RECORDS PROVIDED:
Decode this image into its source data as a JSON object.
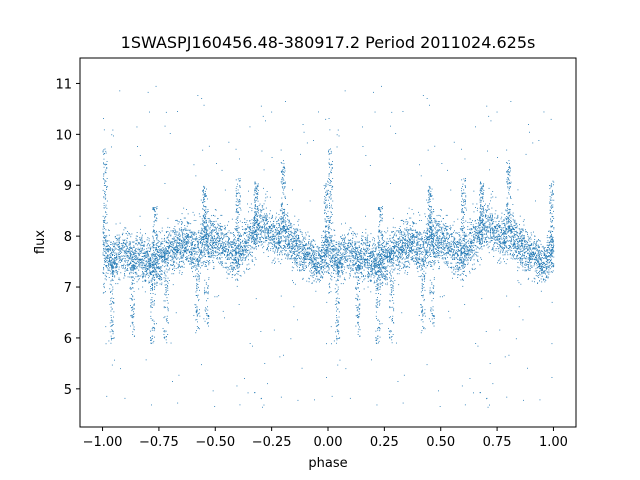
{
  "chart_data": {
    "type": "scatter",
    "title": "1SWASPJ160456.48-380917.2 Period 2011024.625s",
    "xlabel": "phase",
    "ylabel": "flux",
    "xlim": [
      -1.1,
      1.1
    ],
    "ylim": [
      4.25,
      11.5
    ],
    "x_ticks": [
      -1.0,
      -0.75,
      -0.5,
      -0.25,
      0.0,
      0.25,
      0.5,
      0.75,
      1.0
    ],
    "x_tick_labels": [
      "−1.00",
      "−0.75",
      "−0.50",
      "−0.25",
      "0.00",
      "0.25",
      "0.50",
      "0.75",
      "1.00"
    ],
    "y_ticks": [
      5,
      6,
      7,
      8,
      9,
      10,
      11
    ],
    "y_tick_labels": [
      "5",
      "6",
      "7",
      "8",
      "9",
      "10",
      "11"
    ],
    "grid": false,
    "point_color": "#1f77b4",
    "profile": {
      "phase": [
        0.0,
        0.02,
        0.04,
        0.06,
        0.08,
        0.1,
        0.12,
        0.14,
        0.16,
        0.18,
        0.2,
        0.22,
        0.24,
        0.26,
        0.28,
        0.3,
        0.32,
        0.34,
        0.36,
        0.38,
        0.4,
        0.42,
        0.44,
        0.46,
        0.48,
        0.5,
        0.52,
        0.54,
        0.56,
        0.58,
        0.6,
        0.62,
        0.64,
        0.66,
        0.68,
        0.7,
        0.72,
        0.74,
        0.76,
        0.78,
        0.8,
        0.82,
        0.84,
        0.86,
        0.88,
        0.9,
        0.92,
        0.94,
        0.96,
        0.98,
        1.0
      ],
      "median_flux": [
        7.7,
        7.6,
        7.5,
        7.6,
        7.7,
        7.7,
        7.6,
        7.5,
        7.6,
        7.5,
        7.5,
        7.4,
        7.5,
        7.6,
        7.7,
        7.7,
        7.8,
        7.8,
        7.9,
        7.9,
        7.8,
        7.7,
        7.9,
        8.0,
        7.9,
        7.9,
        7.9,
        7.8,
        7.7,
        7.7,
        7.6,
        7.8,
        7.9,
        8.0,
        8.1,
        8.2,
        8.2,
        8.1,
        8.0,
        8.0,
        8.1,
        8.0,
        7.9,
        7.8,
        7.7,
        7.7,
        7.6,
        7.5,
        7.5,
        7.6,
        7.7
      ],
      "spread": [
        0.9,
        0.5,
        0.5,
        0.5,
        0.5,
        0.5,
        0.5,
        0.5,
        0.5,
        0.5,
        0.5,
        0.5,
        0.5,
        0.5,
        0.5,
        0.5,
        0.5,
        0.5,
        0.5,
        0.5,
        0.6,
        0.6,
        0.6,
        0.5,
        0.5,
        0.5,
        0.5,
        0.5,
        0.5,
        0.5,
        0.5,
        0.5,
        0.6,
        0.6,
        0.5,
        0.5,
        0.5,
        0.5,
        0.5,
        0.5,
        0.6,
        0.5,
        0.5,
        0.5,
        0.5,
        0.5,
        0.5,
        0.5,
        0.5,
        0.5,
        0.6
      ]
    },
    "flares": [
      {
        "phase": 0.01,
        "flux_max": 9.8
      },
      {
        "phase": 0.23,
        "flux_max": 8.6
      },
      {
        "phase": 0.45,
        "flux_max": 9.0
      },
      {
        "phase": 0.6,
        "flux_max": 9.2
      },
      {
        "phase": 0.68,
        "flux_max": 9.1
      },
      {
        "phase": 0.8,
        "flux_max": 9.5
      },
      {
        "phase": 0.99,
        "flux_max": 9.1
      }
    ],
    "dips": [
      {
        "phase": 0.04,
        "flux_min": 5.9
      },
      {
        "phase": 0.13,
        "flux_min": 6.0
      },
      {
        "phase": 0.22,
        "flux_min": 5.9
      },
      {
        "phase": 0.28,
        "flux_min": 5.9
      },
      {
        "phase": 0.42,
        "flux_min": 6.1
      },
      {
        "phase": 0.46,
        "flux_min": 6.2
      }
    ]
  }
}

EXERCISE DESCRIPTION: Repeat the records above exactly, leaving out the pictures.

FINAL ANSWER:
Decode this image into its source data as a JSON object.
{
  "chart_data": {
    "type": "scatter",
    "title": "1SWASPJ160456.48-380917.2 Period 2011024.625s",
    "xlabel": "phase",
    "ylabel": "flux",
    "xlim": [
      -1.1,
      1.1
    ],
    "ylim": [
      4.25,
      11.5
    ],
    "x_ticks": [
      -1.0,
      -0.75,
      -0.5,
      -0.25,
      0.0,
      0.25,
      0.5,
      0.75,
      1.0
    ],
    "x_tick_labels": [
      "−1.00",
      "−0.75",
      "−0.50",
      "−0.25",
      "0.00",
      "0.25",
      "0.50",
      "0.75",
      "1.00"
    ],
    "y_ticks": [
      5,
      6,
      7,
      8,
      9,
      10,
      11
    ],
    "y_tick_labels": [
      "5",
      "6",
      "7",
      "8",
      "9",
      "10",
      "11"
    ],
    "grid": false,
    "point_color": "#1f77b4",
    "profile": {
      "phase": [
        0.0,
        0.02,
        0.04,
        0.06,
        0.08,
        0.1,
        0.12,
        0.14,
        0.16,
        0.18,
        0.2,
        0.22,
        0.24,
        0.26,
        0.28,
        0.3,
        0.32,
        0.34,
        0.36,
        0.38,
        0.4,
        0.42,
        0.44,
        0.46,
        0.48,
        0.5,
        0.52,
        0.54,
        0.56,
        0.58,
        0.6,
        0.62,
        0.64,
        0.66,
        0.68,
        0.7,
        0.72,
        0.74,
        0.76,
        0.78,
        0.8,
        0.82,
        0.84,
        0.86,
        0.88,
        0.9,
        0.92,
        0.94,
        0.96,
        0.98,
        1.0
      ],
      "median_flux": [
        7.7,
        7.6,
        7.5,
        7.6,
        7.7,
        7.7,
        7.6,
        7.5,
        7.6,
        7.5,
        7.5,
        7.4,
        7.5,
        7.6,
        7.7,
        7.7,
        7.8,
        7.8,
        7.9,
        7.9,
        7.8,
        7.7,
        7.9,
        8.0,
        7.9,
        7.9,
        7.9,
        7.8,
        7.7,
        7.7,
        7.6,
        7.8,
        7.9,
        8.0,
        8.1,
        8.2,
        8.2,
        8.1,
        8.0,
        8.0,
        8.1,
        8.0,
        7.9,
        7.8,
        7.7,
        7.7,
        7.6,
        7.5,
        7.5,
        7.6,
        7.7
      ],
      "spread": [
        0.9,
        0.5,
        0.5,
        0.5,
        0.5,
        0.5,
        0.5,
        0.5,
        0.5,
        0.5,
        0.5,
        0.5,
        0.5,
        0.5,
        0.5,
        0.5,
        0.5,
        0.5,
        0.5,
        0.5,
        0.6,
        0.6,
        0.6,
        0.5,
        0.5,
        0.5,
        0.5,
        0.5,
        0.5,
        0.5,
        0.5,
        0.5,
        0.6,
        0.6,
        0.5,
        0.5,
        0.5,
        0.5,
        0.5,
        0.5,
        0.6,
        0.5,
        0.5,
        0.5,
        0.5,
        0.5,
        0.5,
        0.5,
        0.5,
        0.5,
        0.6
      ]
    },
    "flares": [
      {
        "phase": 0.01,
        "flux_max": 9.8
      },
      {
        "phase": 0.23,
        "flux_max": 8.6
      },
      {
        "phase": 0.45,
        "flux_max": 9.0
      },
      {
        "phase": 0.6,
        "flux_max": 9.2
      },
      {
        "phase": 0.68,
        "flux_max": 9.1
      },
      {
        "phase": 0.8,
        "flux_max": 9.5
      },
      {
        "phase": 0.99,
        "flux_max": 9.1
      }
    ],
    "dips": [
      {
        "phase": 0.04,
        "flux_min": 5.9
      },
      {
        "phase": 0.13,
        "flux_min": 6.0
      },
      {
        "phase": 0.22,
        "flux_min": 5.9
      },
      {
        "phase": 0.28,
        "flux_min": 5.9
      },
      {
        "phase": 0.42,
        "flux_min": 6.1
      },
      {
        "phase": 0.46,
        "flux_min": 6.2
      }
    ]
  }
}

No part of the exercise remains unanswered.